[Aim]: Check each line of the listing below for the string "bestimmten", and give only how many lines hold it.

[Data to use]:

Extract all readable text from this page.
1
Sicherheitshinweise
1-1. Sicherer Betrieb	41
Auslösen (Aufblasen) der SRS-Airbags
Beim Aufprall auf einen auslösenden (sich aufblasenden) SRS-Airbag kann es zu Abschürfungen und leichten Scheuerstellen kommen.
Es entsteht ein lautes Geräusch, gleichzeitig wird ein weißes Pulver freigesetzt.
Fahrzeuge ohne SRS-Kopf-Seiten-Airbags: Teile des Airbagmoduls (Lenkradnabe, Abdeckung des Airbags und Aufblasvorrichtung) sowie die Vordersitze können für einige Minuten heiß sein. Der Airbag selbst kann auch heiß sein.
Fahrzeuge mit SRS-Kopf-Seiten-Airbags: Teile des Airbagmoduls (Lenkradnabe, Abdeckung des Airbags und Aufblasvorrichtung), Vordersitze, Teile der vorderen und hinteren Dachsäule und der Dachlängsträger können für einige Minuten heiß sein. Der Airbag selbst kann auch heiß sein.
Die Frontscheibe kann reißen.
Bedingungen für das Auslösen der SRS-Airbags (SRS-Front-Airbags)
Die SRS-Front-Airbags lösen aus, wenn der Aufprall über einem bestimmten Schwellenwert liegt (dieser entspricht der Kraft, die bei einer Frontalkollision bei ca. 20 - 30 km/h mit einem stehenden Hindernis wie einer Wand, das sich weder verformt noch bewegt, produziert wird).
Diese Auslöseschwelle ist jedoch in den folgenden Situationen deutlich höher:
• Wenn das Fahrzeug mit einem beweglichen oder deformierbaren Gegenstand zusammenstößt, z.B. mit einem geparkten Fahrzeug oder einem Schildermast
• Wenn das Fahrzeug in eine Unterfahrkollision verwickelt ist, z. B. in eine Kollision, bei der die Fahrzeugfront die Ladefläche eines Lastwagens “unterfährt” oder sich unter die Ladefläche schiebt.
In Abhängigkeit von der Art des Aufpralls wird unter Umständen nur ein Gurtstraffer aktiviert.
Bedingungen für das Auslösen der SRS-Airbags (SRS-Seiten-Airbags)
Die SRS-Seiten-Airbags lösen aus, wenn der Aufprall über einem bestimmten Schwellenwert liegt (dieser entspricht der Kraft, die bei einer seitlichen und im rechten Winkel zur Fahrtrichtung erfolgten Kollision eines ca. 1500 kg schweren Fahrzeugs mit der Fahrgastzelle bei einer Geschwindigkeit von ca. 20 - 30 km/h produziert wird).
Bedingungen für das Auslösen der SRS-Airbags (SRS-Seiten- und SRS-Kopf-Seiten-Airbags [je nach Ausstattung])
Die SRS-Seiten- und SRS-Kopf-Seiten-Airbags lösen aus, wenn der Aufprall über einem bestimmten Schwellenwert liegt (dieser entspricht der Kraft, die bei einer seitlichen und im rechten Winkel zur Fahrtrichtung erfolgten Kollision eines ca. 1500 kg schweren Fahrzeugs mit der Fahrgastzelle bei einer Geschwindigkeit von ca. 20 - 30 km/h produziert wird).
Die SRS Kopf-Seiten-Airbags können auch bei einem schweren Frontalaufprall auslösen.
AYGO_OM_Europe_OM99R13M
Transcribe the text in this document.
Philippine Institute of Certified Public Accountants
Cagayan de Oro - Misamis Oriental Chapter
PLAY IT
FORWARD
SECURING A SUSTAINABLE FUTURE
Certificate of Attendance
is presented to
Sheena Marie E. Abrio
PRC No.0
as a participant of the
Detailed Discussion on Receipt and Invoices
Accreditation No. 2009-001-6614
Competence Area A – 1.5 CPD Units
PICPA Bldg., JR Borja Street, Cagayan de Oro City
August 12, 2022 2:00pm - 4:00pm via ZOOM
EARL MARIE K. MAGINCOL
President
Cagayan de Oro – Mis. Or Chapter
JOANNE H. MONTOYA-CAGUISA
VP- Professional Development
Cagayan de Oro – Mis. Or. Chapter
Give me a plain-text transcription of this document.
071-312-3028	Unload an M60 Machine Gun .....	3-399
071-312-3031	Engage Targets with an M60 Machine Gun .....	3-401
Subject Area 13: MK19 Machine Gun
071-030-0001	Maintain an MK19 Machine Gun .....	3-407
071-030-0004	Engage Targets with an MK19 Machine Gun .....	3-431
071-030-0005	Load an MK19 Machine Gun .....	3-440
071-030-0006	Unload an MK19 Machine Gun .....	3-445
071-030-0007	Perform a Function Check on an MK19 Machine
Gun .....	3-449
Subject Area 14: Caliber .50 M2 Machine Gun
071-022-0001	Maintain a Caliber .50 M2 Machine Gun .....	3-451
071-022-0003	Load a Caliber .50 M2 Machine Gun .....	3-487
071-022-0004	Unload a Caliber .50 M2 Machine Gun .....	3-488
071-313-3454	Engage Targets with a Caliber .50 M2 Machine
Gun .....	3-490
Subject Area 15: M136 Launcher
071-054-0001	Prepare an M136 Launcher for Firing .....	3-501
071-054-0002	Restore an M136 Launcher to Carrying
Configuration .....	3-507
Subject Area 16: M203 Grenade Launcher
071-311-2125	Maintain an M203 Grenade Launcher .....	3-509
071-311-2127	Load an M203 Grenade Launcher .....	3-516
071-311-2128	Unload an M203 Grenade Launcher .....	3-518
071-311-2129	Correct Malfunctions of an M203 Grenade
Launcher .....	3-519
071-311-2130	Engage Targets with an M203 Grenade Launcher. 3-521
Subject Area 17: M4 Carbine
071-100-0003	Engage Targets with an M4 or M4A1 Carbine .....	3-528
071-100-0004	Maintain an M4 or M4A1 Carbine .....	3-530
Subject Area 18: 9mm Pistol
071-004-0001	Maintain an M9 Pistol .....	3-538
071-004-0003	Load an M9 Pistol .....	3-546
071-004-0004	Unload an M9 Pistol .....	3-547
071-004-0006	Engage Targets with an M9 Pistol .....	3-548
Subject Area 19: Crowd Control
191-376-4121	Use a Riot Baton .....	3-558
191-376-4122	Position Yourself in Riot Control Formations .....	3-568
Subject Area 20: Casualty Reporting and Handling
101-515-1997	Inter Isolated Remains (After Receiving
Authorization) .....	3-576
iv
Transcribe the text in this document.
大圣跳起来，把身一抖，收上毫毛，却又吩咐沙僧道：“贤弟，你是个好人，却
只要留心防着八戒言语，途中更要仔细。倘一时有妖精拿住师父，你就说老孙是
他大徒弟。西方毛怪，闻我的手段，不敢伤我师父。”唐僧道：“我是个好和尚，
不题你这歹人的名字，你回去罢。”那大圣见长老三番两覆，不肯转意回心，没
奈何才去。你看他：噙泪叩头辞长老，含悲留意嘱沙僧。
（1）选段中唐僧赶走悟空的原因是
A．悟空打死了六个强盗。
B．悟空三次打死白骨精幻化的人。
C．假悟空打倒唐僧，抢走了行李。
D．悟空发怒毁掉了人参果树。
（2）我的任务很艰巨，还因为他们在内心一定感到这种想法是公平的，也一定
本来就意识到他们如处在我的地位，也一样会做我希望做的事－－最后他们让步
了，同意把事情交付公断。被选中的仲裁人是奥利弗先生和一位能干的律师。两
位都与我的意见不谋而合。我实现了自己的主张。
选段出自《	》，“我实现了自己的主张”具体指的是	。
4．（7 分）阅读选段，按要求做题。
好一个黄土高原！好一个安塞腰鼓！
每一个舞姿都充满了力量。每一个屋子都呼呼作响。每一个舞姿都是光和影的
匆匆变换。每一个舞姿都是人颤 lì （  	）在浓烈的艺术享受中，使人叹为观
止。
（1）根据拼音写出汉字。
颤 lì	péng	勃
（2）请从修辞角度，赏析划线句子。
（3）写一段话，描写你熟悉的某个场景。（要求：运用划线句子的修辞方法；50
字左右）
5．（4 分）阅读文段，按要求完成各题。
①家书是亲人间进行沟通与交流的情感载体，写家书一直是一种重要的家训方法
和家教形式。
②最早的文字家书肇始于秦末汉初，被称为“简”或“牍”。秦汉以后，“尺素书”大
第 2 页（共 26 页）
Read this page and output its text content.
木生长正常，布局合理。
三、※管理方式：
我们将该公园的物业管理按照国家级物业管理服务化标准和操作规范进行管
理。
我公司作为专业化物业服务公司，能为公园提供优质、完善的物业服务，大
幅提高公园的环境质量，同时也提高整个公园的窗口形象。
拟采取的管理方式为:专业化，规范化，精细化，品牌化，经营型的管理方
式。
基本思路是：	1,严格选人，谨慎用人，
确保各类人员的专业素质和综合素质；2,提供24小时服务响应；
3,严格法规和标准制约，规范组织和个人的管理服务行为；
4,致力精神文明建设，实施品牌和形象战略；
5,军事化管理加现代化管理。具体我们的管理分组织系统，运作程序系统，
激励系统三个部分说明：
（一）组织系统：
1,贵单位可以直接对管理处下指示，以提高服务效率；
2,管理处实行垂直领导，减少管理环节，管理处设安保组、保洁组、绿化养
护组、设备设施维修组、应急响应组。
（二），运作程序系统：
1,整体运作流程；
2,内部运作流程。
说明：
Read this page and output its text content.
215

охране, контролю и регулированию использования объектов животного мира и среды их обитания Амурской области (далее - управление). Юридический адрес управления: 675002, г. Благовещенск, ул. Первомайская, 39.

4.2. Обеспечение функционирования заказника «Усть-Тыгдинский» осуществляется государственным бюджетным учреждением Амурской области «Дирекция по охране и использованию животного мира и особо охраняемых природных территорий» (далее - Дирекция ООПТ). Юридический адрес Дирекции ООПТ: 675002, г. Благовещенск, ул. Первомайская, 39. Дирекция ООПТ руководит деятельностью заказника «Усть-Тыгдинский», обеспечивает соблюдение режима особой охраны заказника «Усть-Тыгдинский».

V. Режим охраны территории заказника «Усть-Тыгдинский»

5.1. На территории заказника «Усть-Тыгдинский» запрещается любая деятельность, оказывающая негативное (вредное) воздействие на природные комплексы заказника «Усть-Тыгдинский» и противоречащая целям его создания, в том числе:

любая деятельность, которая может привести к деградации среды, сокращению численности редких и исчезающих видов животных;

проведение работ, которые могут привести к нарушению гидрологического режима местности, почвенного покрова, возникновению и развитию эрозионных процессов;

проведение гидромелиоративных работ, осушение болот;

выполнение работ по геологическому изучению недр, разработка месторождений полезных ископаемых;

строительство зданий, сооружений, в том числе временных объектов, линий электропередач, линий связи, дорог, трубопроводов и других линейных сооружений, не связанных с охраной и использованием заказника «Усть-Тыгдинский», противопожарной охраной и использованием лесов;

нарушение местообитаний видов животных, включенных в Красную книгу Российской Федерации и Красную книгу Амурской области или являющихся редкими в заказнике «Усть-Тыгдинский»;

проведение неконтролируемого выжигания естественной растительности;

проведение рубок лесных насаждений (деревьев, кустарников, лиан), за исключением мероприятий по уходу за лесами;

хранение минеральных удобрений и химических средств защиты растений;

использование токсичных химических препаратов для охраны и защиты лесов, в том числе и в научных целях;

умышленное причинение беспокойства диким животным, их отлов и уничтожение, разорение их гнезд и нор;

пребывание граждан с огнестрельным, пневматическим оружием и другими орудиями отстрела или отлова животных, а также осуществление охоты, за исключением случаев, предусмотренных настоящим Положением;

[The response]: 3